Task to complete: In the data, extract each line that holds the string "root".

━━━━━ Dataset extract ━━━━━

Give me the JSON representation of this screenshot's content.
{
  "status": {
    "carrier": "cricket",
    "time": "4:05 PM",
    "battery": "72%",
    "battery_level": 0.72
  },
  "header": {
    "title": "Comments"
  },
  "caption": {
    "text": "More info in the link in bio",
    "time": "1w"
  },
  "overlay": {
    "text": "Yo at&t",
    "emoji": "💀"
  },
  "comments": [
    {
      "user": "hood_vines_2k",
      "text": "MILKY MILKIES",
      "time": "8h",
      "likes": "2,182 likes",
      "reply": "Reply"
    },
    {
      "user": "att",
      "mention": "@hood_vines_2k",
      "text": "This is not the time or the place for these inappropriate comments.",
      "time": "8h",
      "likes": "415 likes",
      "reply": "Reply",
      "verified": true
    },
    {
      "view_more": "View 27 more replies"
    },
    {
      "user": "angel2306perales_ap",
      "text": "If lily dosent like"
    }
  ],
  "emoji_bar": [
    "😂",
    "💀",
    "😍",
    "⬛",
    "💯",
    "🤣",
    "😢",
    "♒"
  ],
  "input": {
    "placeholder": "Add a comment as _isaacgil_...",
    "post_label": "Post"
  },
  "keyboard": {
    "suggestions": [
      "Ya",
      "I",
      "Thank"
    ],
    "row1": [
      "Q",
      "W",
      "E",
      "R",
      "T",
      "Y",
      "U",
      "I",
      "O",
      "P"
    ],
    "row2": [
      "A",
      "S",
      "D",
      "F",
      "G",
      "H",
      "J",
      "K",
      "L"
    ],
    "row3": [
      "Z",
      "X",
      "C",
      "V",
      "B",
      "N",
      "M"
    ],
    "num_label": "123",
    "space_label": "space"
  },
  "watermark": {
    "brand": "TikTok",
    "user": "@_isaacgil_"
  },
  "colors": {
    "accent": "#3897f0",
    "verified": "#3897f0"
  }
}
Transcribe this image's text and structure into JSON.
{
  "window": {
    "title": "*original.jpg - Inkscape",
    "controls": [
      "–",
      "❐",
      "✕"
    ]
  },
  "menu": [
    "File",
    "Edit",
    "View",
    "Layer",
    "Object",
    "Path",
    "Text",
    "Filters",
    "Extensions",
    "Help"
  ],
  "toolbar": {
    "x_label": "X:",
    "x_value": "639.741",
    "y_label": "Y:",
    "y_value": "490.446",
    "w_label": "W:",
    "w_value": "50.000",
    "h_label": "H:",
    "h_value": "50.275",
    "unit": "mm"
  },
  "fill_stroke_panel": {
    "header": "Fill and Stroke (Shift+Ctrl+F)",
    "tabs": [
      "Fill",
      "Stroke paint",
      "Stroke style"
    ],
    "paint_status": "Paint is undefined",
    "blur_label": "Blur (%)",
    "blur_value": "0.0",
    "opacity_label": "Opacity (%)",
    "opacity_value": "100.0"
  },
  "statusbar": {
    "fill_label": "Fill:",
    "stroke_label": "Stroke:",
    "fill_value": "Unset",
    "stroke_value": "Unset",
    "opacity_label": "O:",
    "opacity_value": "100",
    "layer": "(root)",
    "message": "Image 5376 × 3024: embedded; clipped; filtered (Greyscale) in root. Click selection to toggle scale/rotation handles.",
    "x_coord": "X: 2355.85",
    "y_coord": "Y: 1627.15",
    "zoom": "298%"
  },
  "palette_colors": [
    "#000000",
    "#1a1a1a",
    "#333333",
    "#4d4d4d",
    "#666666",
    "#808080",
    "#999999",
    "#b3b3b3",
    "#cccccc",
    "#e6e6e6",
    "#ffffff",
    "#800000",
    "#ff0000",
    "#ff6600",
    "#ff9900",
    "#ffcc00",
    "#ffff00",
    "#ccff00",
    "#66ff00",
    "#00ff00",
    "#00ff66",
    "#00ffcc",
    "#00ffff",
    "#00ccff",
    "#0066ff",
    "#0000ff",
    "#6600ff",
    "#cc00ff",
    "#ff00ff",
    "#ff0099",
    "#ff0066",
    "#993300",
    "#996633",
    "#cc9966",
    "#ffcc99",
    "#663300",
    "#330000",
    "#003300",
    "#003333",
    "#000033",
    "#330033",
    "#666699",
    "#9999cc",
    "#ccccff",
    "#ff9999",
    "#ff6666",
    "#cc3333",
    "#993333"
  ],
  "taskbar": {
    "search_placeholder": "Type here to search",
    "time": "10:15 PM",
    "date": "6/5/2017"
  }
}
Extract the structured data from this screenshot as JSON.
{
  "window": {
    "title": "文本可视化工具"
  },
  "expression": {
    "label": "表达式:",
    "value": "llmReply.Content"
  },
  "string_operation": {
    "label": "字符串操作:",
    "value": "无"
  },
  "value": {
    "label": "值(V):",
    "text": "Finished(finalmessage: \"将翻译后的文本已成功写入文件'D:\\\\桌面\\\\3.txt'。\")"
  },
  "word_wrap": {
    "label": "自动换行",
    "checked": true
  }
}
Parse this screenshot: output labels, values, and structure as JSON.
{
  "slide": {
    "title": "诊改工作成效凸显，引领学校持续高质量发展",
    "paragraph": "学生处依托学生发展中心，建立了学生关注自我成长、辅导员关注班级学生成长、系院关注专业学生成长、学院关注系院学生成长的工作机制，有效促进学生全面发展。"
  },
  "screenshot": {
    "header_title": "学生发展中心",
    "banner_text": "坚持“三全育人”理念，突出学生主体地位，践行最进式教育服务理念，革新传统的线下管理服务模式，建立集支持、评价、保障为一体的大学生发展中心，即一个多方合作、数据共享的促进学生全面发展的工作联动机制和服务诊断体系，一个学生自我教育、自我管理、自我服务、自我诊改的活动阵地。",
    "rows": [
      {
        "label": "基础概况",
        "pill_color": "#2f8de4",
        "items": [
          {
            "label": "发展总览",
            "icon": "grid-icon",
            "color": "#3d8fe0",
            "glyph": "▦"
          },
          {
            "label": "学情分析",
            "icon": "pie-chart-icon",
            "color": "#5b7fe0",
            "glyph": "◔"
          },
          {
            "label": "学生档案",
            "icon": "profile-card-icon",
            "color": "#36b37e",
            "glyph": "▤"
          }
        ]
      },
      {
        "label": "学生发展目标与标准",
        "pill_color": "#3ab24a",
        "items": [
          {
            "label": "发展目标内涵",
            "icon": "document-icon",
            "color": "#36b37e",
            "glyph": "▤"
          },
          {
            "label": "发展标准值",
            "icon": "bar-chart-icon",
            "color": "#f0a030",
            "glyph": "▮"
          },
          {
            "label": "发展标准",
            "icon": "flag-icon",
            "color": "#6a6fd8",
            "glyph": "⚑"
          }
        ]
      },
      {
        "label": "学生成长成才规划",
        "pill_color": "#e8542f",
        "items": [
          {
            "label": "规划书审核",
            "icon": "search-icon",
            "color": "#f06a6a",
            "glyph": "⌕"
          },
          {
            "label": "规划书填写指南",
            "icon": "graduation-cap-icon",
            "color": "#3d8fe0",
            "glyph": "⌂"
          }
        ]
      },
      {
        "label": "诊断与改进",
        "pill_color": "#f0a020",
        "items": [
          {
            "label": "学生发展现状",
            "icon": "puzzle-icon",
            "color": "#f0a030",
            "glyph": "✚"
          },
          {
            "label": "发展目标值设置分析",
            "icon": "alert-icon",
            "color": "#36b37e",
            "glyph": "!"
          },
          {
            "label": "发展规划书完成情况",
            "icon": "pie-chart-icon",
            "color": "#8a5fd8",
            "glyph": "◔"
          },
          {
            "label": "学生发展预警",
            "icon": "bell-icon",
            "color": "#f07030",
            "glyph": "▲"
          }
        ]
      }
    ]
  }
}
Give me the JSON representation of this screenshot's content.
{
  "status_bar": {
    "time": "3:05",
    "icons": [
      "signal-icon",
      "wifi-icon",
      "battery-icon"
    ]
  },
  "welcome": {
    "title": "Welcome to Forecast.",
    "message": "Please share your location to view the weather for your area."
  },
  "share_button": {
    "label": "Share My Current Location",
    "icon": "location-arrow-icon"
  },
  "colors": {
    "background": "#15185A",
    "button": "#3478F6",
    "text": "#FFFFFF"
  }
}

━━━━━

Response for this exercise:
    "layer": "(root)",
    "message": "Image 5376 × 3024: embedded; clipped; filtered (Greyscale) in root. Click selection to toggle scale/rotation handles.",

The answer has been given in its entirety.